Stored items
┄┄┄┄┄┄┄┄┄┄

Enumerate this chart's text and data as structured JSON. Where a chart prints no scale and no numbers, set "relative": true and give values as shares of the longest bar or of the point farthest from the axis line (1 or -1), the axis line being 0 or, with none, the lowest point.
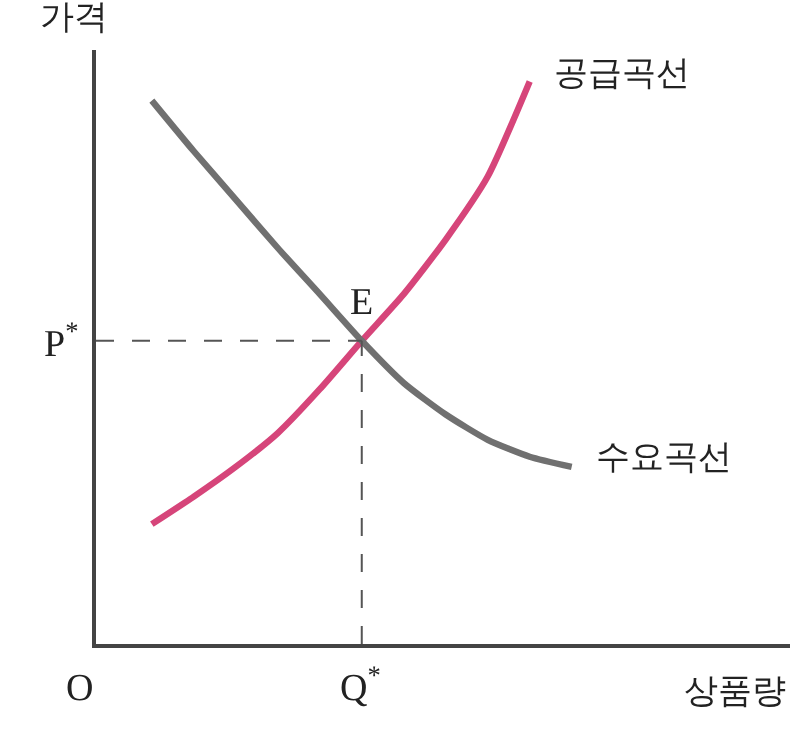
{
  "chart_data": {
    "type": "line",
    "relative": true,
    "xlabel": "상품량",
    "ylabel": "가격",
    "categories": [
      null,
      null,
      null,
      null,
      null,
      null,
      null,
      null,
      null,
      null,
      null
    ],
    "series": [
      {
        "name": "공급곡선",
        "color": "#d6457a",
        "values": [
          0.213,
          0.262,
          0.315,
          0.375,
          0.453,
          0.539,
          0.622,
          0.719,
          0.831,
          1,
          null
        ]
      },
      {
        "name": "수요곡선",
        "color": "#707070",
        "values": [
          0.966,
          0.876,
          0.79,
          0.704,
          0.622,
          0.539,
          0.464,
          0.408,
          0.363,
          0.333,
          0.315
        ]
      }
    ],
    "ref_lines": [
      {
        "axis": "y",
        "value": 0.539,
        "label": "P$^{*}$",
        "line_style": "dashed",
        "color": "#555555"
      }
    ],
    "annotations": [
      "E",
      "O",
      "Q$^{*}$"
    ],
    "legend": false,
    "marker": "none",
    "line_style": "solid"
  }
}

┄┄┄┄┄┄┄┄┄┄

EXERCISE TASK ->
Output each line exactly; omit every picture.

EXERCISE SOLUTION ->
Enumerate this chart's text and data as structured JSON. Where a chart prints no scale and no numbers, set "relative": true and give values as shares of the longest bar or of the point farthest from the axis line (1 or -1), the axis line being 0 or, with none, the lowest point.
{
  "chart_data": {
    "type": "line",
    "relative": true,
    "xlabel": "상품량",
    "ylabel": "가격",
    "categories": [
      null,
      null,
      null,
      null,
      null,
      null,
      null,
      null,
      null,
      null,
      null
    ],
    "series": [
      {
        "name": "공급곡선",
        "color": "#d6457a",
        "values": [
          0.213,
          0.262,
          0.315,
          0.375,
          0.453,
          0.539,
          0.622,
          0.719,
          0.831,
          1,
          null
        ]
      },
      {
        "name": "수요곡선",
        "color": "#707070",
        "values": [
          0.966,
          0.876,
          0.79,
          0.704,
          0.622,
          0.539,
          0.464,
          0.408,
          0.363,
          0.333,
          0.315
        ]
      }
    ],
    "ref_lines": [
      {
        "axis": "y",
        "value": 0.539,
        "label": "P$^{*}$",
        "line_style": "dashed",
        "color": "#555555"
      }
    ],
    "annotations": [
      "E",
      "O",
      "Q$^{*}$"
    ],
    "legend": false,
    "marker": "none",
    "line_style": "solid"
  }
}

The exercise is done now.